* **Source passage**:

--

Description
Hi,
In the context of a Rails application, I have to process huge XML documents that are "flat". I mean, they could just have been CSV documents instead of XML, but the source provides only XML.
While it appears to work well in MRI, with jruby the memory consumption is very high, and at some point the process is stuck (out of memory).
The following stupid script mimics the problem I face:
p = Pathname.new('big.xml')
n = 10_000_000
ping = -> (msg) { puts "#{Time.now}: #{msg}" }
p.open('w') { |f|
f.puts "<foos>"
n.times{ f.puts " <foo>Hello World</foo>" }
f.puts "</foos>"
}
ping['before']
c = 0
Nokogiri::XML.Reader(p.open).each do |node|
ping[c] if c % 1_000_000 == 0
c += 1
end
ping['after']
The documentation is somewhat ambiguous on how XML::Reader works. It is easy to understand "The Reader parser is good for when you need the speed of a SAX parser, but do not want to write a Document handler." as meaning "this is a SAX parser with a thin interface on top to make it easier than dealing with SAX yourself".
However the first node return by XML::Reader has the whole document as inner_xml, so I am wondering if XML::Reader is really SAX.
What we need in a document that looks like
<foos>
<foo>...</foo>
<foo>...</foo>
<foo>...</foo>
...
<foo>...</foo>
<foos>
is to iterate just on the entries. What is the recommendation in such a case?
Thanks a lot for Nokogiri

--

* **Recorded information**:
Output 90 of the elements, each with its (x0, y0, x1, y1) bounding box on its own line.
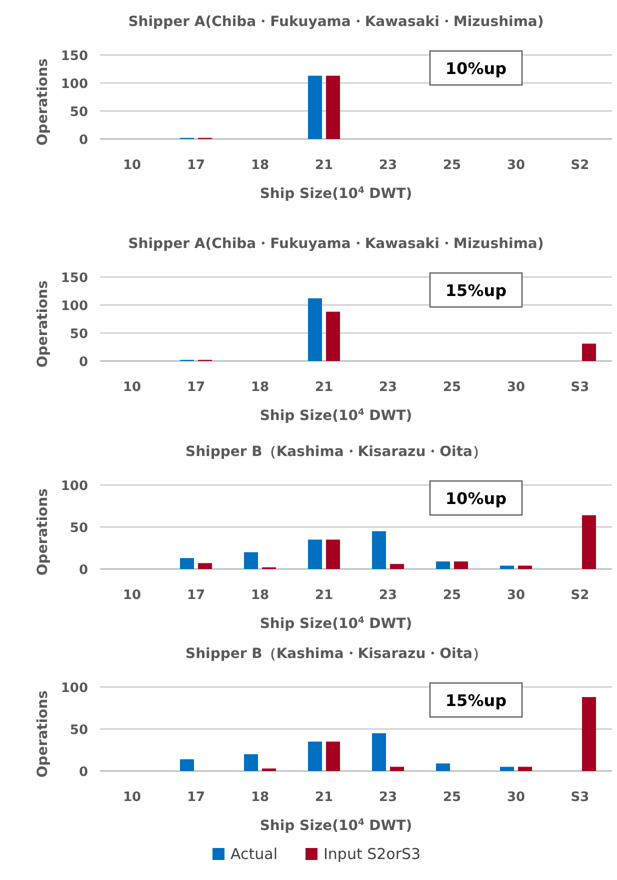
y-tick-label: 100 (60, 479, 88, 494)
x-tick-label: 25 (442, 790, 462, 805)
x-tick-label: 17 (186, 588, 206, 603)
chart-title: Shipper A(Chiba・Fukuyama・Kawasaki・Mizushima) (128, 236, 544, 252)
x-tick-label: 23 (378, 790, 398, 805)
y-tick-label: 50 (70, 723, 88, 738)
x-tick-label: 23 (378, 588, 398, 603)
x-tick-label: 17 (186, 790, 206, 805)
x-tick-label: 30 (506, 380, 526, 395)
bar (500, 566, 514, 569)
bar (582, 697, 596, 771)
x-axis-title: Ship Size(10$^{4}$ DWT) (260, 186, 412, 202)
y-tick-label: 100 (60, 77, 88, 92)
x-tick-label: 30 (506, 790, 526, 805)
bar (454, 561, 468, 569)
y-axis-title: Operations (35, 58, 51, 146)
bar (390, 564, 404, 569)
bar (372, 531, 386, 569)
y-tick-label: 0 (78, 765, 88, 780)
x-tick-label: 25 (442, 158, 462, 173)
bar (518, 566, 532, 569)
x-tick-label: 17 (186, 380, 206, 395)
x-tick-label: 30 (506, 588, 526, 603)
y-tick-label: 150 (60, 271, 88, 286)
y-tick-label: 100 (60, 681, 88, 696)
x-tick-label: 25 (442, 380, 462, 395)
bar (390, 766, 404, 771)
x-tick-label: 21 (314, 158, 334, 173)
bar (308, 298, 322, 361)
x-tick-label: S3 (570, 790, 590, 805)
legend-label: Actual (230, 845, 278, 863)
y-tick-label: 0 (78, 563, 88, 578)
x-tick-label: 21 (314, 380, 334, 395)
x-tick-label: 10 (122, 380, 142, 395)
bar (326, 312, 340, 361)
annotation: 15%up (445, 691, 507, 710)
x-tick-label: 10 (122, 790, 142, 805)
y-tick-label: 150 (60, 49, 88, 64)
bar (180, 558, 194, 569)
x-tick-label: 21 (314, 790, 334, 805)
x-tick-label: 30 (506, 158, 526, 173)
chart-title: Shipper A(Chiba・Fukuyama・Kawasaki・Mizushima) (128, 14, 544, 30)
bar (244, 754, 258, 771)
y-tick-label: 100 (60, 299, 88, 314)
y-axis-title: Operations (35, 690, 51, 778)
x-tick-label: 23 (378, 380, 398, 395)
chart-title: Shipper B（Kashima・Kisarazu・Oita） (186, 444, 486, 460)
x-axis-title: Ship Size(10$^{4}$ DWT) (260, 818, 412, 834)
x-tick-label: 10 (122, 588, 142, 603)
x-tick-label: S3 (570, 380, 590, 395)
bar (244, 552, 258, 569)
x-axis-title: Ship Size(10$^{4}$ DWT) (260, 616, 412, 632)
y-tick-label: 50 (70, 105, 88, 120)
annotation: 10%up (445, 59, 507, 78)
bar (326, 540, 340, 569)
bar (198, 563, 212, 569)
bar (518, 766, 532, 771)
bar (582, 344, 596, 361)
bar (180, 759, 194, 771)
x-tick-label: 25 (442, 588, 462, 603)
y-axis-title: Operations (35, 488, 51, 576)
x-tick-label: 21 (314, 588, 334, 603)
x-tick-label: 17 (186, 158, 206, 173)
x-tick-label: 10 (122, 158, 142, 173)
x-tick-label: S2 (570, 588, 590, 603)
x-tick-label: 18 (250, 380, 270, 395)
y-tick-label: 50 (70, 327, 88, 342)
x-tick-label: 23 (378, 158, 398, 173)
x-tick-label: 18 (250, 790, 270, 805)
x-tick-label: 18 (250, 588, 270, 603)
y-tick-label: 0 (78, 355, 88, 370)
x-tick-label: 18 (250, 158, 270, 173)
y-tick-label: 50 (70, 521, 88, 536)
y-axis-title: Operations (35, 280, 51, 368)
bar (308, 540, 322, 569)
bar (308, 742, 322, 771)
chart-title: Shipper B（Kashima・Kisarazu・Oita） (186, 646, 486, 662)
bar (372, 733, 386, 771)
legend-label: Input S2orS3 (324, 845, 421, 863)
bar (262, 768, 276, 771)
bar (326, 742, 340, 771)
x-tick-label: S2 (570, 158, 590, 173)
bar (582, 515, 596, 569)
annotation: 10%up (445, 489, 507, 508)
annotation: 15%up (445, 281, 507, 300)
bar (436, 763, 450, 771)
bar (436, 561, 450, 569)
y-tick-label: 0 (78, 133, 88, 148)
bar (500, 766, 514, 771)
x-axis-title: Ship Size(10$^{4}$ DWT) (260, 408, 412, 424)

--

* **Task**: From the post about parsing large XML files with Nokogiri, extract word for word the passage from "While it appears" up to and including "p = Pathname.new('big.xml')".

* **Exercise solution**:
While it appears to work well in MRI, with jruby the memory consumption is very high, and at some point the process is stuck (out of memory).
The following stupid script mimics the problem I face:
p = Pathname.new('big.xml')